STATED PROBLEM: Answer with one number: the count of lines in the listing below that hold the word "median".

DATA EXCERPTS:
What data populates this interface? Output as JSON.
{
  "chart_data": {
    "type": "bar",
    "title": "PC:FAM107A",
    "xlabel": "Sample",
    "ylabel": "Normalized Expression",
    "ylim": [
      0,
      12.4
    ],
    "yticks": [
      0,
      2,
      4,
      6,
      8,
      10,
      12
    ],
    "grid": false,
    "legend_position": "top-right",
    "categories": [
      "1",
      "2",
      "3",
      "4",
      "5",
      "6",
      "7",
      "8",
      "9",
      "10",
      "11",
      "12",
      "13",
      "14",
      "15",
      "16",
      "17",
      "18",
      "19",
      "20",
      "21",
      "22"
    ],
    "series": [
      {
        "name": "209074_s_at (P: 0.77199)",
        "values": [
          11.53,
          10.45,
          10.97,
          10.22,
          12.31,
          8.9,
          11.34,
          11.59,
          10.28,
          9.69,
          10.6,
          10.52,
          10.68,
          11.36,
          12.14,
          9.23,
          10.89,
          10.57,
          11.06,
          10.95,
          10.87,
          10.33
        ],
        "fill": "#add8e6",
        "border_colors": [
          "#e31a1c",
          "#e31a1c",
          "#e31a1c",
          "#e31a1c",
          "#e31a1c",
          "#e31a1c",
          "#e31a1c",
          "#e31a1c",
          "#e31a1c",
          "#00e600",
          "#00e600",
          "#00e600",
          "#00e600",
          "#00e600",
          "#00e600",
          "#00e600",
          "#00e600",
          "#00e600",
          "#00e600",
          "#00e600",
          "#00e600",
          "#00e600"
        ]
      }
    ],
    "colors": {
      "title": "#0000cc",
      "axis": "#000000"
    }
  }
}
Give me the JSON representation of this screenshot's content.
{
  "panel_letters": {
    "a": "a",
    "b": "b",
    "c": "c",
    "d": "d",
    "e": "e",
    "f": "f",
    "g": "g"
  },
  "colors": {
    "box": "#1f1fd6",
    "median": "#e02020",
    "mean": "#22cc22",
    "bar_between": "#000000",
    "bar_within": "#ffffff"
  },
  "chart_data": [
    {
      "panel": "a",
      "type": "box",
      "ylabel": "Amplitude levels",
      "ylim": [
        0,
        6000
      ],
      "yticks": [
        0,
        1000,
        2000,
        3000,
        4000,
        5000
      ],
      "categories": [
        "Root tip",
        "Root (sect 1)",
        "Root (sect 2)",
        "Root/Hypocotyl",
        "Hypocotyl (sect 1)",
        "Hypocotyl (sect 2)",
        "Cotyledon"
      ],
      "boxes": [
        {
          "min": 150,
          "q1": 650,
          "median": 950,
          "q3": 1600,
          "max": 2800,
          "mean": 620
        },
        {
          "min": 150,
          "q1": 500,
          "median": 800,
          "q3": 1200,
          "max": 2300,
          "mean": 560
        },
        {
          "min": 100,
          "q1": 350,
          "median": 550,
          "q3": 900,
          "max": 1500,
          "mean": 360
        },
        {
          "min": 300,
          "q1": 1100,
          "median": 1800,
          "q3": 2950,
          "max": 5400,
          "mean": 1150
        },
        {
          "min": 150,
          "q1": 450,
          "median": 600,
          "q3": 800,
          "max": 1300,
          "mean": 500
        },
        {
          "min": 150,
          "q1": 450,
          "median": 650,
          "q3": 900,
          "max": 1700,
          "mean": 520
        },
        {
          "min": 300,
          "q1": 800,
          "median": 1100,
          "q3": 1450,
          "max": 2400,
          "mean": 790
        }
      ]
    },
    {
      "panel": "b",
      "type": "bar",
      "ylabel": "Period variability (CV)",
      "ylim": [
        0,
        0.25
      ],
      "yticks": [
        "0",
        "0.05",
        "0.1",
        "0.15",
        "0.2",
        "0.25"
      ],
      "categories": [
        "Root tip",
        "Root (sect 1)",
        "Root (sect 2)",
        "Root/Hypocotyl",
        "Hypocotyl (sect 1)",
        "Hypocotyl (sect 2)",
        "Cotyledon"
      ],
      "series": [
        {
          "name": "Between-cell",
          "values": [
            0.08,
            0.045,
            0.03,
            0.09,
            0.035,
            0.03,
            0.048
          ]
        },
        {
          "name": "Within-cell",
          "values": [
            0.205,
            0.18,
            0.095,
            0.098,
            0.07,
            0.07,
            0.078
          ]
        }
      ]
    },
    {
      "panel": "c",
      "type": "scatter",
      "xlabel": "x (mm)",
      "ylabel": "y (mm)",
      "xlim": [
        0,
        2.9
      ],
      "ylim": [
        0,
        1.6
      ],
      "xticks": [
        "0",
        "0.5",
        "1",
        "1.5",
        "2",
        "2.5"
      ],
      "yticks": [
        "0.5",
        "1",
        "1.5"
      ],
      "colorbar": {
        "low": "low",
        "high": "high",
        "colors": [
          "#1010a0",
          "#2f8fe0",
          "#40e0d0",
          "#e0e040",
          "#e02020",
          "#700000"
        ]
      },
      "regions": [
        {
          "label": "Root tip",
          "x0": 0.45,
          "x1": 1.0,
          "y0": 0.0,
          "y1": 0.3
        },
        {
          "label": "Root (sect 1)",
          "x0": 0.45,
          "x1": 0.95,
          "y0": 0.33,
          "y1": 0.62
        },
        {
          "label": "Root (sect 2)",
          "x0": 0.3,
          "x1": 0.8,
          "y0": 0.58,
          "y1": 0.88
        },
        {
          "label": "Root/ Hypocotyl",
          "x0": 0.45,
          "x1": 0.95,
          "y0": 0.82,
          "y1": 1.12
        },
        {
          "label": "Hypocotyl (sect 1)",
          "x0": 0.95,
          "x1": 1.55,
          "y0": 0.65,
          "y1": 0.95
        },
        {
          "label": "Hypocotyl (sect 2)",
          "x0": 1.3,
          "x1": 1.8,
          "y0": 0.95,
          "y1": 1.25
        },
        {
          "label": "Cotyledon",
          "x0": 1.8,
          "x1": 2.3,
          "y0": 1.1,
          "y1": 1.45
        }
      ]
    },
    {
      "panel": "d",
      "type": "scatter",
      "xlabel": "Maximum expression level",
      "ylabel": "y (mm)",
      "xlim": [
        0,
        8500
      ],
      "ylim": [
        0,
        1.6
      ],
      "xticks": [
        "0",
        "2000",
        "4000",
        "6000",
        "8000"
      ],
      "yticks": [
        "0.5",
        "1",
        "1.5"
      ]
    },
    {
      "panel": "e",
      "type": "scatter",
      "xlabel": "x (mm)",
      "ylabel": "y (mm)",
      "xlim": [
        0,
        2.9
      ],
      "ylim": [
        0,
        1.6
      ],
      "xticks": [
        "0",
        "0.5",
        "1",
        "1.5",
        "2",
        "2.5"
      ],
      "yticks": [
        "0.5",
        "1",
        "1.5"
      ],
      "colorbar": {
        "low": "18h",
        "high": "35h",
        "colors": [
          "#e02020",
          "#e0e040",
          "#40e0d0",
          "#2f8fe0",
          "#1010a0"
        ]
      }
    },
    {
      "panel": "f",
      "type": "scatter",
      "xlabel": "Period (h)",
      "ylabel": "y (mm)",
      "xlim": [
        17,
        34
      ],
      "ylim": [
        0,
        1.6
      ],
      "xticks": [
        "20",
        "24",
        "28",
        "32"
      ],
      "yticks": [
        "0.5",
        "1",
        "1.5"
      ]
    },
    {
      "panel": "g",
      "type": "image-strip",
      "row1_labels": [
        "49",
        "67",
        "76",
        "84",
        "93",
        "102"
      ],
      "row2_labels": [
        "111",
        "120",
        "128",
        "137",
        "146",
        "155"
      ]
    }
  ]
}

THE RESPONSE: 8